• AIM OF THE TASK
Copy out all the records below, swapping each "section-heading" for "section-title" and leaving everything else unchanged.

Bounding box annotations:
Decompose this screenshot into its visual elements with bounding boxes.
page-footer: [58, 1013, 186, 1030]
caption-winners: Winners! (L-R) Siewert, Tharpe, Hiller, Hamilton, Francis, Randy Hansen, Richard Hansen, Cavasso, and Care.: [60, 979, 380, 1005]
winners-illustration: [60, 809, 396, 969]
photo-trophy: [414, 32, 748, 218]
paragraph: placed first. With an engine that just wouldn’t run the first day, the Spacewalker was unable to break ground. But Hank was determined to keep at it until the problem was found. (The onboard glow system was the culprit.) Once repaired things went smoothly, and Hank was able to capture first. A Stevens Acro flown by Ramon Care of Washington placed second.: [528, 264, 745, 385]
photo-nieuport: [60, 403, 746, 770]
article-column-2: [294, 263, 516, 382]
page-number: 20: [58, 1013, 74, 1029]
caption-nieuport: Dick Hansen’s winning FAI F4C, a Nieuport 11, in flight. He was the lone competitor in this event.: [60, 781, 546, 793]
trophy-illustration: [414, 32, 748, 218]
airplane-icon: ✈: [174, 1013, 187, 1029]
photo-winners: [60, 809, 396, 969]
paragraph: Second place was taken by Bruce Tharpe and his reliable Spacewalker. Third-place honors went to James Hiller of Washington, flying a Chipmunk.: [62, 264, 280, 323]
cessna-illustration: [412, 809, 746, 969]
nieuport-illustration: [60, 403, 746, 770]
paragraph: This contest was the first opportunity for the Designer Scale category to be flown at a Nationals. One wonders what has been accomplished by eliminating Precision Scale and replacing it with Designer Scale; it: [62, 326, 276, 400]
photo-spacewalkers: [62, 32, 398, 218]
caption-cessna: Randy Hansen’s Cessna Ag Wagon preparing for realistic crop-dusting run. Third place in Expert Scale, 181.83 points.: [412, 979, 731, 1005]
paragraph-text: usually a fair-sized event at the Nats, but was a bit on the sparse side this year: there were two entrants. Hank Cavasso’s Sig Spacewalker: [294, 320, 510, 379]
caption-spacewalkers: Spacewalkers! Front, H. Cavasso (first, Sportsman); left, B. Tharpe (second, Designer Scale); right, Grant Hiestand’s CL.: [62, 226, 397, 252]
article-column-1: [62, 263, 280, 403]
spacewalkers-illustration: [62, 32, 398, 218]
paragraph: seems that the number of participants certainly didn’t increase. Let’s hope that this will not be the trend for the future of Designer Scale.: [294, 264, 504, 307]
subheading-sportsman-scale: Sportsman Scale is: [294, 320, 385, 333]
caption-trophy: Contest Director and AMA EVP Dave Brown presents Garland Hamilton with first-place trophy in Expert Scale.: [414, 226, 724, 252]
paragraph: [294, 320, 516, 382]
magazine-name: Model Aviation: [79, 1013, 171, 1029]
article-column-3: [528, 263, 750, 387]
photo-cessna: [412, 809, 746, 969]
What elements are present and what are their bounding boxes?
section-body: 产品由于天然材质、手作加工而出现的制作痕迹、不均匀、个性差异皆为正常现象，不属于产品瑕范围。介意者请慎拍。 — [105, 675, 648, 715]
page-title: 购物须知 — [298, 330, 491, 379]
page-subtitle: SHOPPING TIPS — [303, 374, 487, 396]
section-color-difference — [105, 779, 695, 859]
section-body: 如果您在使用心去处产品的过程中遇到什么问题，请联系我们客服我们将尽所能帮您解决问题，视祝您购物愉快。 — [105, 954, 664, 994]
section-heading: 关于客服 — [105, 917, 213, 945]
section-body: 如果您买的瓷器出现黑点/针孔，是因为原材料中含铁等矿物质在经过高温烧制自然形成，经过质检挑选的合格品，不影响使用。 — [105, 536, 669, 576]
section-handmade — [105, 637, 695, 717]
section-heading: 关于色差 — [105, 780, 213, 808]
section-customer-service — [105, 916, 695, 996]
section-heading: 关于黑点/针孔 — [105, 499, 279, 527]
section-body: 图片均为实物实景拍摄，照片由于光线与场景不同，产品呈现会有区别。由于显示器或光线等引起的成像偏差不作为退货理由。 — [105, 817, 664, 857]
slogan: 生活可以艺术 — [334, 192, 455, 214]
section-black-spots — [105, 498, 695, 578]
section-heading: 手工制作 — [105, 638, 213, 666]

• EXERCISE RESPONSE
Decompose this screenshot into its visual elements with bounding boxes.
page-footer: [58, 1013, 186, 1030]
caption-winners: Winners! (L-R) Siewert, Tharpe, Hiller, Hamilton, Francis, Randy Hansen, Richard Hansen, Cavasso, and Care.: [60, 979, 380, 1005]
winners-illustration: [60, 809, 396, 969]
photo-trophy: [414, 32, 748, 218]
paragraph: placed first. With an engine that just wouldn’t run the first day, the Spacewalker was unable to break ground. But Hank was determined to keep at it until the problem was found. (The onboard glow system was the culprit.) Once repaired things went smoothly, and Hank was able to capture first. A Stevens Acro flown by Ramon Care of Washington placed second.: [528, 264, 745, 385]
photo-nieuport: [60, 403, 746, 770]
article-column-2: [294, 263, 516, 382]
page-number: 20: [58, 1013, 74, 1029]
caption-nieuport: Dick Hansen’s winning FAI F4C, a Nieuport 11, in flight. He was the lone competitor in this event.: [60, 781, 546, 793]
trophy-illustration: [414, 32, 748, 218]
airplane-icon: ✈: [174, 1013, 187, 1029]
photo-winners: [60, 809, 396, 969]
paragraph: Second place was taken by Bruce Tharpe and his reliable Spacewalker. Third-place honors went to James Hiller of Washington, flying a Chipmunk.: [62, 264, 280, 323]
cessna-illustration: [412, 809, 746, 969]
nieuport-illustration: [60, 403, 746, 770]
paragraph: This contest was the first opportunity for the Designer Scale category to be flown at a Nationals. One wonders what has been accomplished by eliminating Precision Scale and replacing it with Designer Scale; it: [62, 326, 276, 400]
photo-spacewalkers: [62, 32, 398, 218]
caption-cessna: Randy Hansen’s Cessna Ag Wagon preparing for realistic crop-dusting run. Third place in Expert Scale, 181.83 points.: [412, 979, 731, 1005]
paragraph-text: usually a fair-sized event at the Nats, but was a bit on the sparse side this year: there were two entrants. Hank Cavasso’s Sig Spacewalker: [294, 320, 510, 379]
caption-spacewalkers: Spacewalkers! Front, H. Cavasso (first, Sportsman); left, B. Tharpe (second, Designer Scale); right, Grant Hiestand’s CL.: [62, 226, 397, 252]
article-column-1: [62, 263, 280, 403]
spacewalkers-illustration: [62, 32, 398, 218]
paragraph: seems that the number of participants certainly didn’t increase. Let’s hope that this will not be the trend for the future of Designer Scale.: [294, 264, 504, 307]
subheading-sportsman-scale: Sportsman Scale is: [294, 320, 385, 333]
caption-trophy: Contest Director and AMA EVP Dave Brown presents Garland Hamilton with first-place trophy in Expert Scale.: [414, 226, 724, 252]
paragraph: [294, 320, 516, 382]
magazine-name: Model Aviation: [79, 1013, 171, 1029]
article-column-3: [528, 263, 750, 387]
photo-cessna: [412, 809, 746, 969]
What elements are present and what are their bounding boxes?
section-body: 产品由于天然材质、手作加工而出现的制作痕迹、不均匀、个性差异皆为正常现象，不属于产品瑕范围。介意者请慎拍。 — [105, 675, 648, 715]
page-title: 购物须知 — [298, 330, 491, 379]
page-subtitle: SHOPPING TIPS — [303, 374, 487, 396]
section-color-difference — [105, 779, 695, 859]
section-body: 如果您在使用心去处产品的过程中遇到什么问题，请联系我们客服我们将尽所能帮您解决问题，视祝您购物愉快。 — [105, 954, 664, 994]
section-title: 关于客服 — [105, 917, 213, 945]
section-body: 如果您买的瓷器出现黑点/针孔，是因为原材料中含铁等矿物质在经过高温烧制自然形成，经过质检挑选的合格品，不影响使用。 — [105, 536, 669, 576]
section-handmade — [105, 637, 695, 717]
section-title: 关于色差 — [105, 780, 213, 808]
section-customer-service — [105, 916, 695, 996]
section-title: 关于黑点/针孔 — [105, 499, 279, 527]
section-body: 图片均为实物实景拍摄，照片由于光线与场景不同，产品呈现会有区别。由于显示器或光线等引起的成像偏差不作为退货理由。 — [105, 817, 664, 857]
slogan: 生活可以艺术 — [334, 192, 455, 214]
section-black-spots — [105, 498, 695, 578]
section-title: 手工制作 — [105, 638, 213, 666]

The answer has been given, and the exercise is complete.